-- START OF RECORD LIST --

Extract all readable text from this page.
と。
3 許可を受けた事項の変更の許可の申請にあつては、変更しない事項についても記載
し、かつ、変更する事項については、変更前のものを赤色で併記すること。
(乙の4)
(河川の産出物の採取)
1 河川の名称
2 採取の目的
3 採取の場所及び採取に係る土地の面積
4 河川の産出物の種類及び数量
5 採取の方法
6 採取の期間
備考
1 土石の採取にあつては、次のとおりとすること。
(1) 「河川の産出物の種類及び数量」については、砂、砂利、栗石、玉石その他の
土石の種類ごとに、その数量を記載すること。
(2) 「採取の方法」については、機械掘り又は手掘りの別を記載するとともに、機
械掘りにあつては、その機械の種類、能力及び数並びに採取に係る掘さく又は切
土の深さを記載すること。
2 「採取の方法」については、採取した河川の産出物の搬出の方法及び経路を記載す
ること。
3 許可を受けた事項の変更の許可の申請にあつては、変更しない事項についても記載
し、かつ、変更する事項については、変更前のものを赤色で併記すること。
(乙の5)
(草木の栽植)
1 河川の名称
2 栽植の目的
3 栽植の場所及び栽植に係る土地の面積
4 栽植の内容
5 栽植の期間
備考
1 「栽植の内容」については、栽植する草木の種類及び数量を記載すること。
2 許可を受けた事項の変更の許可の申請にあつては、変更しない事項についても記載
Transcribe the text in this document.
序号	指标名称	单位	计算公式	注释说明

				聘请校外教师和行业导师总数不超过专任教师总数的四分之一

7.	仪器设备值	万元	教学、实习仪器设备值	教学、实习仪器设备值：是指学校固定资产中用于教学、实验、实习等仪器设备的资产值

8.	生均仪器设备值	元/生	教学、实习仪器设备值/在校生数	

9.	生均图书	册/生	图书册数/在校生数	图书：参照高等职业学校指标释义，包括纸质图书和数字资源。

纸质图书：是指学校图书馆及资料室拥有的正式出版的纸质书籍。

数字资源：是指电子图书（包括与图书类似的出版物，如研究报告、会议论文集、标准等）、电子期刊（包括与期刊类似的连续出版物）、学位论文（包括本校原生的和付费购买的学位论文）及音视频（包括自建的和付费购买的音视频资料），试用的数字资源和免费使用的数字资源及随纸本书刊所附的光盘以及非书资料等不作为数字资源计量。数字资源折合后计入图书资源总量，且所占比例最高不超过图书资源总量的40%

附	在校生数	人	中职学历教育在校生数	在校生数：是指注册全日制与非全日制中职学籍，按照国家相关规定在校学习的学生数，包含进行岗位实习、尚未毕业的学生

-- END OF RECORD LIST --

EXERCISE OBJECTIVE: Reproduce the full listing above, character for character.

TASK OUTPUT:
Extract all readable text from this page.
と。
3 許可を受けた事項の変更の許可の申請にあつては、変更しない事項についても記載
し、かつ、変更する事項については、変更前のものを赤色で併記すること。
(乙の4)
(河川の産出物の採取)
1 河川の名称
2 採取の目的
3 採取の場所及び採取に係る土地の面積
4 河川の産出物の種類及び数量
5 採取の方法
6 採取の期間
備考
1 土石の採取にあつては、次のとおりとすること。
(1) 「河川の産出物の種類及び数量」については、砂、砂利、栗石、玉石その他の
土石の種類ごとに、その数量を記載すること。
(2) 「採取の方法」については、機械掘り又は手掘りの別を記載するとともに、機
械掘りにあつては、その機械の種類、能力及び数並びに採取に係る掘さく又は切
土の深さを記載すること。
2 「採取の方法」については、採取した河川の産出物の搬出の方法及び経路を記載す
ること。
3 許可を受けた事項の変更の許可の申請にあつては、変更しない事項についても記載
し、かつ、変更する事項については、変更前のものを赤色で併記すること。
(乙の5)
(草木の栽植)
1 河川の名称
2 栽植の目的
3 栽植の場所及び栽植に係る土地の面積
4 栽植の内容
5 栽植の期間
備考
1 「栽植の内容」については、栽植する草木の種類及び数量を記載すること。
2 許可を受けた事項の変更の許可の申請にあつては、変更しない事項についても記載
Transcribe the text in this document.
序号	指标名称	单位	计算公式	注释说明

				聘请校外教师和行业导师总数不超过专任教师总数的四分之一

7.	仪器设备值	万元	教学、实习仪器设备值	教学、实习仪器设备值：是指学校固定资产中用于教学、实验、实习等仪器设备的资产值

8.	生均仪器设备值	元/生	教学、实习仪器设备值/在校生数	

9.	生均图书	册/生	图书册数/在校生数	图书：参照高等职业学校指标释义，包括纸质图书和数字资源。

纸质图书：是指学校图书馆及资料室拥有的正式出版的纸质书籍。

数字资源：是指电子图书（包括与图书类似的出版物，如研究报告、会议论文集、标准等）、电子期刊（包括与期刊类似的连续出版物）、学位论文（包括本校原生的和付费购买的学位论文）及音视频（包括自建的和付费购买的音视频资料），试用的数字资源和免费使用的数字资源及随纸本书刊所附的光盘以及非书资料等不作为数字资源计量。数字资源折合后计入图书资源总量，且所占比例最高不超过图书资源总量的40%

附	在校生数	人	中职学历教育在校生数	在校生数：是指注册全日制与非全日制中职学籍，按照国家相关规定在校学习的学生数，包含进行岗位实习、尚未毕业的学生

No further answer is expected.